───── Records for this task

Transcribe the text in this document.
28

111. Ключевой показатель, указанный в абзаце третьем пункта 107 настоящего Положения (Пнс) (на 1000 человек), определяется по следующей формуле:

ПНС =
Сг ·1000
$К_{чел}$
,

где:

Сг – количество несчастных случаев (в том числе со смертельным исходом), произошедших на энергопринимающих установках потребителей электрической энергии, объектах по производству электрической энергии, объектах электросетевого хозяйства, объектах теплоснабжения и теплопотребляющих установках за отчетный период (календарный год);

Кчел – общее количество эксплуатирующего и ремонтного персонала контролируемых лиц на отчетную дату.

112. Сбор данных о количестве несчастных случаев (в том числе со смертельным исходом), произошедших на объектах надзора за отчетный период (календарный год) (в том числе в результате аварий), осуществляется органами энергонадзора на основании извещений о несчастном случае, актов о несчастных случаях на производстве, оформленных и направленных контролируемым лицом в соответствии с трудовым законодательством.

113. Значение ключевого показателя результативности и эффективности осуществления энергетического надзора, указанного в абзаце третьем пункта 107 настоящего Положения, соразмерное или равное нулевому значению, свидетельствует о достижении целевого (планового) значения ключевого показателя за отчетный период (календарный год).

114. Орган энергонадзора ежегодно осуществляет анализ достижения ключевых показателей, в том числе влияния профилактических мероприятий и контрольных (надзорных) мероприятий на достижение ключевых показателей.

──────────

◆ Task statement ◆
Gather and copy every line of the data in which the string "количество" is found.

◆ Problem solution ◆
Сг – количество несчастных случаев (в том числе со смертельным исходом), произошедших на энергопринимающих установках потребителей электрической энергии, объектах по производству электрической энергии, объектах электросетевого хозяйства, объектах теплоснабжения и теплопотребляющих установках за отчетный период (календарный год);
Кчел – общее количество эксплуатирующего и ремонтного персонала контролируемых лиц на отчетную дату.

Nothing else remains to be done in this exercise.